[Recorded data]
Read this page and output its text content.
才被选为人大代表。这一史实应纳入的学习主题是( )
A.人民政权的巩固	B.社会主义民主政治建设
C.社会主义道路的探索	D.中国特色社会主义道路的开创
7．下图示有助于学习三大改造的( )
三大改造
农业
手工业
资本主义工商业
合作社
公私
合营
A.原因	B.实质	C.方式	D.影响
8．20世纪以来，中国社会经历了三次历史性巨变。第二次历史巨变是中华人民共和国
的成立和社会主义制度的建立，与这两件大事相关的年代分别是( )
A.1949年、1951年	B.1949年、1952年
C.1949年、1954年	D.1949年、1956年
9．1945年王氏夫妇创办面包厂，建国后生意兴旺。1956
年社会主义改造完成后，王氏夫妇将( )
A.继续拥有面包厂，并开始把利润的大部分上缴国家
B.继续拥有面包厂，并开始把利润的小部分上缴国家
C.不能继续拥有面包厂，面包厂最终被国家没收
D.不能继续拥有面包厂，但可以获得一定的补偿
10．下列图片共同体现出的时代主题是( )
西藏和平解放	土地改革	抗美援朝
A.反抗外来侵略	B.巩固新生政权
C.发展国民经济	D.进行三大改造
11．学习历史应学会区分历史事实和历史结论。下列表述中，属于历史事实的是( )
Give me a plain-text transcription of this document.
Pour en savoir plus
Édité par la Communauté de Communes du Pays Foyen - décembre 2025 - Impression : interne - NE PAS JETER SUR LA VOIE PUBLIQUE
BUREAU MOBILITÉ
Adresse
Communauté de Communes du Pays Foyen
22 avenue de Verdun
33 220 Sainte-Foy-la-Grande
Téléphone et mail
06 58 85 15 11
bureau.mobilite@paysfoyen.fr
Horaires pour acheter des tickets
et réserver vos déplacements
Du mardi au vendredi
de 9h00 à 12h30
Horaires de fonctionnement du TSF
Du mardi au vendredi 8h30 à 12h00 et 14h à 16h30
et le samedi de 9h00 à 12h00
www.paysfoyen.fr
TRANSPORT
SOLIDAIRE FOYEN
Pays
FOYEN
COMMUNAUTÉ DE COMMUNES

## What is asked
Go through the listing and copy all of it exactly.

## Exercise response
Read this page and output its text content.
才被选为人大代表。这一史实应纳入的学习主题是( )
A.人民政权的巩固	B.社会主义民主政治建设
C.社会主义道路的探索	D.中国特色社会主义道路的开创
7．下图示有助于学习三大改造的( )
三大改造
农业
手工业
资本主义工商业
合作社
公私
合营
A.原因	B.实质	C.方式	D.影响
8．20世纪以来，中国社会经历了三次历史性巨变。第二次历史巨变是中华人民共和国
的成立和社会主义制度的建立，与这两件大事相关的年代分别是( )
A.1949年、1951年	B.1949年、1952年
C.1949年、1954年	D.1949年、1956年
9．1945年王氏夫妇创办面包厂，建国后生意兴旺。1956
年社会主义改造完成后，王氏夫妇将( )
A.继续拥有面包厂，并开始把利润的大部分上缴国家
B.继续拥有面包厂，并开始把利润的小部分上缴国家
C.不能继续拥有面包厂，面包厂最终被国家没收
D.不能继续拥有面包厂，但可以获得一定的补偿
10．下列图片共同体现出的时代主题是( )
西藏和平解放	土地改革	抗美援朝
A.反抗外来侵略	B.巩固新生政权
C.发展国民经济	D.进行三大改造
11．学习历史应学会区分历史事实和历史结论。下列表述中，属于历史事实的是( )
Give me a plain-text transcription of this document.
Pour en savoir plus
Édité par la Communauté de Communes du Pays Foyen - décembre 2025 - Impression : interne - NE PAS JETER SUR LA VOIE PUBLIQUE
BUREAU MOBILITÉ
Adresse
Communauté de Communes du Pays Foyen
22 avenue de Verdun
33 220 Sainte-Foy-la-Grande
Téléphone et mail
06 58 85 15 11
bureau.mobilite@paysfoyen.fr
Horaires pour acheter des tickets
et réserver vos déplacements
Du mardi au vendredi
de 9h00 à 12h30
Horaires de fonctionnement du TSF
Du mardi au vendredi 8h30 à 12h00 et 14h à 16h30
et le samedi de 9h00 à 12h00
www.paysfoyen.fr
TRANSPORT
SOLIDAIRE FOYEN
Pays
FOYEN
COMMUNAUTÉ DE COMMUNES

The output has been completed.